Exercise requirements
Give everything from the line containing "- accent-bar: [26, 90, 29, 125]" down to the line containing "- page-title: Order", both included, as a Markdown table with the columns Row and Entry. Number each line in Row and skip any blank lines.

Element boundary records
##############################

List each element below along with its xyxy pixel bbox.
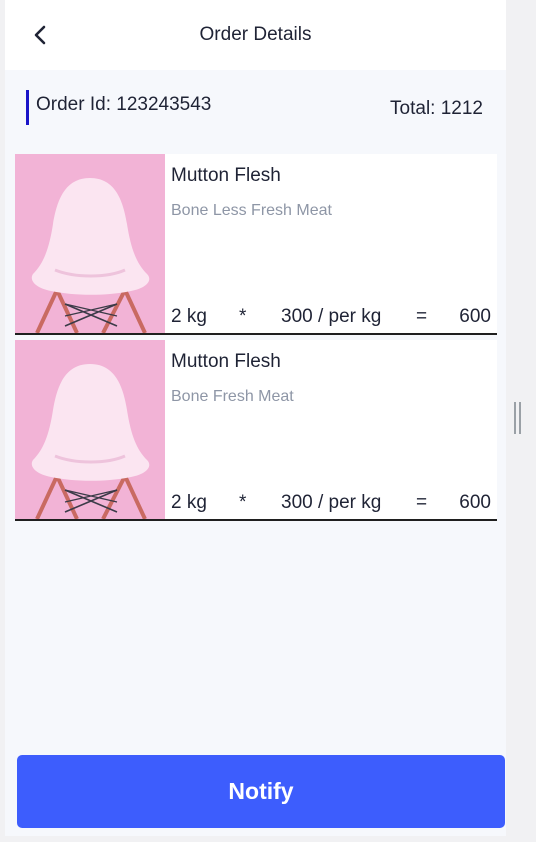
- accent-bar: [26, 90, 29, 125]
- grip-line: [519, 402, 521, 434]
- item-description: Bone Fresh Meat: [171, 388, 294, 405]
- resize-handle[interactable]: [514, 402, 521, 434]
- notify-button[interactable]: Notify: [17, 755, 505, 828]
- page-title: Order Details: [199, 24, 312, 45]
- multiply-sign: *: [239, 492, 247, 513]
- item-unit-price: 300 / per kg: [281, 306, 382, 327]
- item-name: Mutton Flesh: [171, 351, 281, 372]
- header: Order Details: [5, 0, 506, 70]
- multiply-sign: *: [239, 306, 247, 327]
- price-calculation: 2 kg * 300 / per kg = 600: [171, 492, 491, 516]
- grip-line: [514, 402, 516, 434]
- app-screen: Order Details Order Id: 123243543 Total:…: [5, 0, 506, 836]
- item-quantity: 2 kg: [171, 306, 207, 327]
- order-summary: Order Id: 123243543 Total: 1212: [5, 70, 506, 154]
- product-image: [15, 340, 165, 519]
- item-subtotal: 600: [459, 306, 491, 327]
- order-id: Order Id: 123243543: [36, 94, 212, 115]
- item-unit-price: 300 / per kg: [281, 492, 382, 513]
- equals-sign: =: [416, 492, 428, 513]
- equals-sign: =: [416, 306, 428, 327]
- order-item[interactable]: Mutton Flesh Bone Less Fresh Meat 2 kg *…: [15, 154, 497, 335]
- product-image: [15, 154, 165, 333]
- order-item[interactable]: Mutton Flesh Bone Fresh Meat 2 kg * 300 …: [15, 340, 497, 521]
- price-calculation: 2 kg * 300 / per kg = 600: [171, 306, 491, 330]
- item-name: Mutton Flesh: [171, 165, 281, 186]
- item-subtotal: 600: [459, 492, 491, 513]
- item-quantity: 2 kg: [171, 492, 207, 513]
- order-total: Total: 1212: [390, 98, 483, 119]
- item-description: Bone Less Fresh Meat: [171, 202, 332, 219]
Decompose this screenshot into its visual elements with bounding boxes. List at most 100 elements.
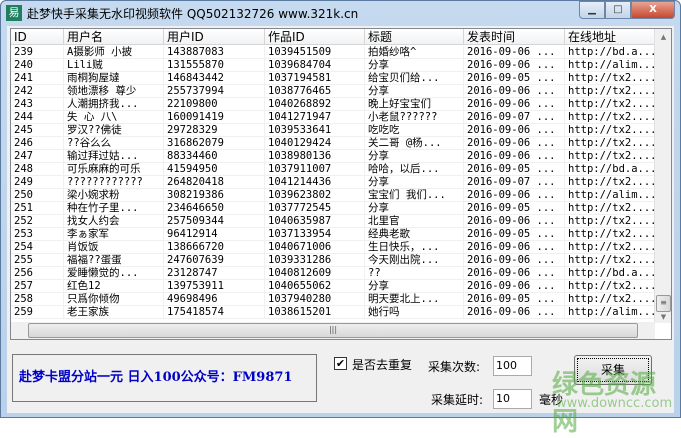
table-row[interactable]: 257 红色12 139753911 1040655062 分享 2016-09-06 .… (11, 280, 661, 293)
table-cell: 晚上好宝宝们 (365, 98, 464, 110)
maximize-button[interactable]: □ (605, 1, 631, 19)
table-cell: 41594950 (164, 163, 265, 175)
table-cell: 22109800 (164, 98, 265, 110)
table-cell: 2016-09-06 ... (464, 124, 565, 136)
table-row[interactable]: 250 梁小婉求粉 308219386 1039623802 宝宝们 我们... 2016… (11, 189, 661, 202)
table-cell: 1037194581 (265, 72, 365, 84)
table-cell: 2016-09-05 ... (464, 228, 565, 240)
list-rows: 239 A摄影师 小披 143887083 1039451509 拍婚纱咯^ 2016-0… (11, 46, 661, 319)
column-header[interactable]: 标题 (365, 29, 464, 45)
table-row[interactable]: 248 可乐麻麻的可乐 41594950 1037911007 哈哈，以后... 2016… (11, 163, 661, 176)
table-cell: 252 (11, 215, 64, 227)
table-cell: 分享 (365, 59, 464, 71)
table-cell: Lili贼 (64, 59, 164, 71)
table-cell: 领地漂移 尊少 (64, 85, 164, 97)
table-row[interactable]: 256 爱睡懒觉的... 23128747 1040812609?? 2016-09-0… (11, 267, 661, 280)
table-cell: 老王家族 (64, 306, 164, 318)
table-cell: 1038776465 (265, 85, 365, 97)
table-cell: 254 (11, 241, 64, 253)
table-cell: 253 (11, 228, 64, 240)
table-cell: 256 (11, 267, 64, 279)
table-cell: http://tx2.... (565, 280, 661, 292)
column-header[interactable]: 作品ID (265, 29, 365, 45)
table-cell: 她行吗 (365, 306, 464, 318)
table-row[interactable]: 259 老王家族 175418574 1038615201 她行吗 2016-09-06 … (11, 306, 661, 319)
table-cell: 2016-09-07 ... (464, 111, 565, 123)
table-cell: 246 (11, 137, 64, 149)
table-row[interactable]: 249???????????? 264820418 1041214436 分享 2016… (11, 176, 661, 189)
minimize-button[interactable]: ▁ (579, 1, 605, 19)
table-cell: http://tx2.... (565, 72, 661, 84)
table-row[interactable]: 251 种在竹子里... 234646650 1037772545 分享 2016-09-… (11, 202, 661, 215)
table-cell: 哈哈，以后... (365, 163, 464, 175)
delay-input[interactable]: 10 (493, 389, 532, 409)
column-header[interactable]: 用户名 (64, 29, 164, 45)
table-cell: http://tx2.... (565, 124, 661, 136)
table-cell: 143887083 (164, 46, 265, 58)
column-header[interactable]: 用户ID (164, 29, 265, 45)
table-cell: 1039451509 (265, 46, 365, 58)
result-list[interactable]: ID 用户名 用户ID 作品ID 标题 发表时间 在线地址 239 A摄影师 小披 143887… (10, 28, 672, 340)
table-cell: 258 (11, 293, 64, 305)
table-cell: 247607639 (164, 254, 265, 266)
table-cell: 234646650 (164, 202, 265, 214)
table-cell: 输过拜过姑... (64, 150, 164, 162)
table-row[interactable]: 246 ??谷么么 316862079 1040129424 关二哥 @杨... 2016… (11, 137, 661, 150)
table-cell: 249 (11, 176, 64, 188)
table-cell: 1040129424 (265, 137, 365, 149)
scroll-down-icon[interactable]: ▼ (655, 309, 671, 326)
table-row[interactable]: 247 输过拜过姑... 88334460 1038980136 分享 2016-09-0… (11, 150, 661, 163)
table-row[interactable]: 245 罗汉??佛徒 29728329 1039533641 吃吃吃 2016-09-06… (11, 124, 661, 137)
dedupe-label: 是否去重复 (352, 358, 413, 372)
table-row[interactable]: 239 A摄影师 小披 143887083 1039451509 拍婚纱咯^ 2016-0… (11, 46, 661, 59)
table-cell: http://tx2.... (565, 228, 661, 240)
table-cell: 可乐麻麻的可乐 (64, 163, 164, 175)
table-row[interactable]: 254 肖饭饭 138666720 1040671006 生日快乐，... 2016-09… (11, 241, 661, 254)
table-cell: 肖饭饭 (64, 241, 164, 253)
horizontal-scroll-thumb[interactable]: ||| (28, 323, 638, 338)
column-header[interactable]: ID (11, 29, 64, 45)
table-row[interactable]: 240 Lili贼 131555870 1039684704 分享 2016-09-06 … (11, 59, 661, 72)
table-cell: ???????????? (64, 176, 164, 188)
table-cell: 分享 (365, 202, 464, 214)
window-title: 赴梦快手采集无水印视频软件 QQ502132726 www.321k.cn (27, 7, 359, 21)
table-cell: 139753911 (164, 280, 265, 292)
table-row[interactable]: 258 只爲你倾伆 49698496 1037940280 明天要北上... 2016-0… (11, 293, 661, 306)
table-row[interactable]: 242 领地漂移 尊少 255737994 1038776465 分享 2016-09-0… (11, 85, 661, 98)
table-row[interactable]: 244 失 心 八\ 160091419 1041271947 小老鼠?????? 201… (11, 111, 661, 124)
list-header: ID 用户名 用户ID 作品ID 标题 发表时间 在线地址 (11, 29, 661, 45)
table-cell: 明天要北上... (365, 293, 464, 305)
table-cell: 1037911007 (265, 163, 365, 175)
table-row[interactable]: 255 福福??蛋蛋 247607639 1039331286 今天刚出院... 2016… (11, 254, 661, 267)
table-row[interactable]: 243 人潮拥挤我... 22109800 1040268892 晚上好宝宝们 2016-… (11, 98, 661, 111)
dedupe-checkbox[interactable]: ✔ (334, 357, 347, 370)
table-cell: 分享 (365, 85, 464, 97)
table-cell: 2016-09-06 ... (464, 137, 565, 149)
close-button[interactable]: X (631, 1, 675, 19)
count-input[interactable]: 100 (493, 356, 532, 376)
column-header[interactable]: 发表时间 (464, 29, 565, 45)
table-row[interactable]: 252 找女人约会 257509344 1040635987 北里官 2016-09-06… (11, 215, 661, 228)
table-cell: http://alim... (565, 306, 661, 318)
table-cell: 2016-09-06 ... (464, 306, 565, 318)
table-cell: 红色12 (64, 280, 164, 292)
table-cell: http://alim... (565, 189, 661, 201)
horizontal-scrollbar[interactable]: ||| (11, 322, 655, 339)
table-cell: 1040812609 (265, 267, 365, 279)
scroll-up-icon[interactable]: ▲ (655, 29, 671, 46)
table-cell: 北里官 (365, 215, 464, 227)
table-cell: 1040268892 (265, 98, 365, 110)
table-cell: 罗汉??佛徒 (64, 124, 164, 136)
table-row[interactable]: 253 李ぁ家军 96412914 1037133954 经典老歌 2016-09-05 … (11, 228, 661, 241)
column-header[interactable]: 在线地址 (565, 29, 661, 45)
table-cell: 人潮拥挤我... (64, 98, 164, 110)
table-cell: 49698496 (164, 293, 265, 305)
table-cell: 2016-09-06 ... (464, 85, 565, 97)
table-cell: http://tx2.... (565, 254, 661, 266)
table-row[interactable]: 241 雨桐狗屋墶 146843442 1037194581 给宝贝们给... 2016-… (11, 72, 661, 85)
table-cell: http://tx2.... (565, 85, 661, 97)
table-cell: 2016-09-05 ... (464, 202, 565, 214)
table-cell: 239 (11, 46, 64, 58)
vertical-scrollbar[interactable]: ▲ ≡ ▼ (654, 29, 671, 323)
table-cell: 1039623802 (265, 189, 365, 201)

##############################

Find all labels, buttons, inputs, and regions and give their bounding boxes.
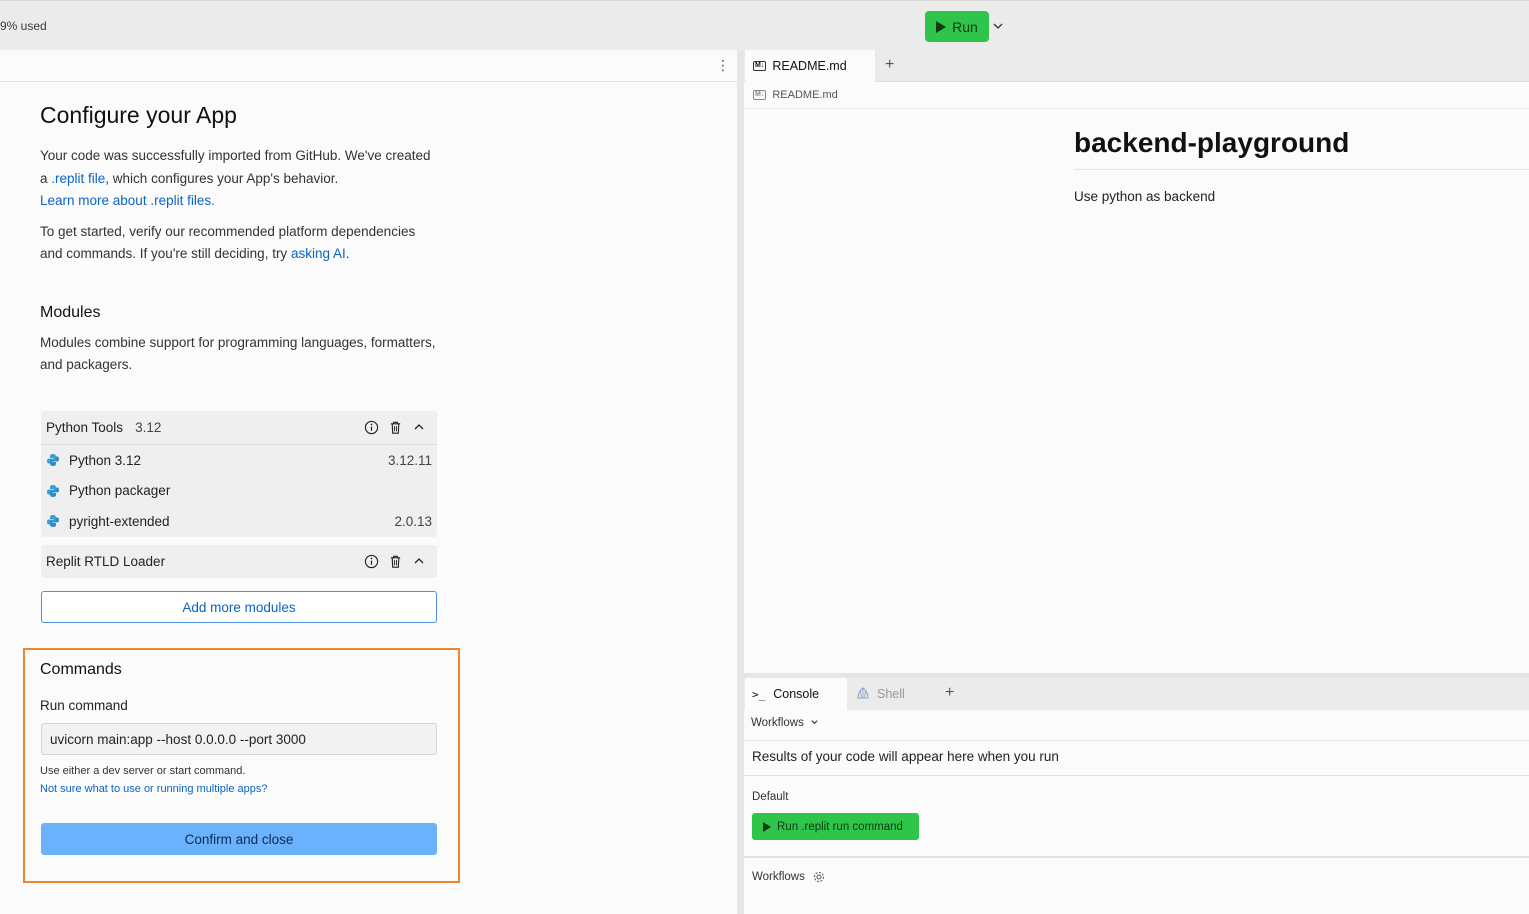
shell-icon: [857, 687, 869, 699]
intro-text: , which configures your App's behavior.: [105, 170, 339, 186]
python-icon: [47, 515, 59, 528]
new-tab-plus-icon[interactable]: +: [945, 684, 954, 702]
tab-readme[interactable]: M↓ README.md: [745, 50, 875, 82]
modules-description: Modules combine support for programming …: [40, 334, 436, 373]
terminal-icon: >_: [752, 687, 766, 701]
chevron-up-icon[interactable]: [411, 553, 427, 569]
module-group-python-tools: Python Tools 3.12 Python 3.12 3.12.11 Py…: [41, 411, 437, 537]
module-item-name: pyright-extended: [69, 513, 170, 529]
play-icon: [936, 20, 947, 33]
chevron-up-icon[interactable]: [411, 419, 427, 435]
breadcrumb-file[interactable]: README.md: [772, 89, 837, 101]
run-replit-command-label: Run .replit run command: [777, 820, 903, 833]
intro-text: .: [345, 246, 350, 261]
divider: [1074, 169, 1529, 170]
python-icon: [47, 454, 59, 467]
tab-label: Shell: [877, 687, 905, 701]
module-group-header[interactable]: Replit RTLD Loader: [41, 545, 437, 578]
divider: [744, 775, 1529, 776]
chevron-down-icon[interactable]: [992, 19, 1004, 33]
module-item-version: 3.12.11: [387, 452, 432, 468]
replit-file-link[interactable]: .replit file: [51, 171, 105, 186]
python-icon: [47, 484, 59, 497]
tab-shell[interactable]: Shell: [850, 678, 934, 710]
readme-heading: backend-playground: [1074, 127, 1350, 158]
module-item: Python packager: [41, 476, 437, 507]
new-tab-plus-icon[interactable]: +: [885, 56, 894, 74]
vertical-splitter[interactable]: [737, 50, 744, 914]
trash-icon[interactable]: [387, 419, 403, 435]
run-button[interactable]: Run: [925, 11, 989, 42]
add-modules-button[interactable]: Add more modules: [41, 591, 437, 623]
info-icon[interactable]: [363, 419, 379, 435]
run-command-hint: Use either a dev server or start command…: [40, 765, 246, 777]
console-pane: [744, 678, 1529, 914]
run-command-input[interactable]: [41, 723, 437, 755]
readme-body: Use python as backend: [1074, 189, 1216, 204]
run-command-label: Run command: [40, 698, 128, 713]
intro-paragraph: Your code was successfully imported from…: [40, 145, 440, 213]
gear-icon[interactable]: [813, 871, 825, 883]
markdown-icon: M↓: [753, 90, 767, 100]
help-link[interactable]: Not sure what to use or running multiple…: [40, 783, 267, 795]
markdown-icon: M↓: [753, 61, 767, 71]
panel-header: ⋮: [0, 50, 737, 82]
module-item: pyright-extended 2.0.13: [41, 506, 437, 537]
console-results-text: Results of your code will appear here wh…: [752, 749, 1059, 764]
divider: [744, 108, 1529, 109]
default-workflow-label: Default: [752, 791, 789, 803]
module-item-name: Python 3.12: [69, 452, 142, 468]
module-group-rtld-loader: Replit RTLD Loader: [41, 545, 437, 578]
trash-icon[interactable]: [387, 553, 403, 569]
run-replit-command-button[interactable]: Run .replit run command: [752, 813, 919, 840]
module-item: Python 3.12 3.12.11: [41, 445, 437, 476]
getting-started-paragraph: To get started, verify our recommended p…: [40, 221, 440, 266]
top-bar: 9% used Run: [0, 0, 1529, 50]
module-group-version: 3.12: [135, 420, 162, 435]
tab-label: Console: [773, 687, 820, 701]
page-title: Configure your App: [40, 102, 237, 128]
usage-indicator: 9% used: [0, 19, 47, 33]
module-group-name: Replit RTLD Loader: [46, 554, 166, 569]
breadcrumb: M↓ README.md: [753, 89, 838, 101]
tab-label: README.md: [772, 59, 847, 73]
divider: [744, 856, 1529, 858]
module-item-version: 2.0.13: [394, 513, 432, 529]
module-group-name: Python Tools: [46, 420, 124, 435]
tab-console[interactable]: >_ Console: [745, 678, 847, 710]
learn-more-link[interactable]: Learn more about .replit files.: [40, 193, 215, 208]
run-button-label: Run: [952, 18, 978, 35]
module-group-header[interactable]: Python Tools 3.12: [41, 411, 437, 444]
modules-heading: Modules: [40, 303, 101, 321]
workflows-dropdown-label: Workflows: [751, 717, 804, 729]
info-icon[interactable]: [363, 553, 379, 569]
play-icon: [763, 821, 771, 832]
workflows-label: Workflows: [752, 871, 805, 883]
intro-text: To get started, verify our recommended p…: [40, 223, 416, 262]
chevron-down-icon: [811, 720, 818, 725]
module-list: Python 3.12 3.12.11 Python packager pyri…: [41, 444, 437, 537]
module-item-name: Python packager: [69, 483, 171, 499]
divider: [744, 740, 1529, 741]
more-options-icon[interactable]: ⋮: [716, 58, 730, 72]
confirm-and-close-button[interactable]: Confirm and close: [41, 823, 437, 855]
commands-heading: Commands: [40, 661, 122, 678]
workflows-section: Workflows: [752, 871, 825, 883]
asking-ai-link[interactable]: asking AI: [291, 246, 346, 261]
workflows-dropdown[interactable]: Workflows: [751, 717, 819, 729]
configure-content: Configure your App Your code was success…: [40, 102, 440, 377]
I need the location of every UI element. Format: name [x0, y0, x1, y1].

##############################

Exercise output
| Row | Entry |
|---|---|
| 1 | - accent-bar: [26, 90, 29, 125] |
| 2 | - grip-line: [519, 402, 521, 434] |
| 3 | - item-description: Bone Fresh Meat: [171, 388, 294, 405] |
| 4 | - resize-handle[interactable]: [514, 402, 521, 434] |
| 5 | - notify-button[interactable]: Notify: [17, 755, 505, 828] |
| 6 | - page-title: Order Details: [199, 24, 312, 45] |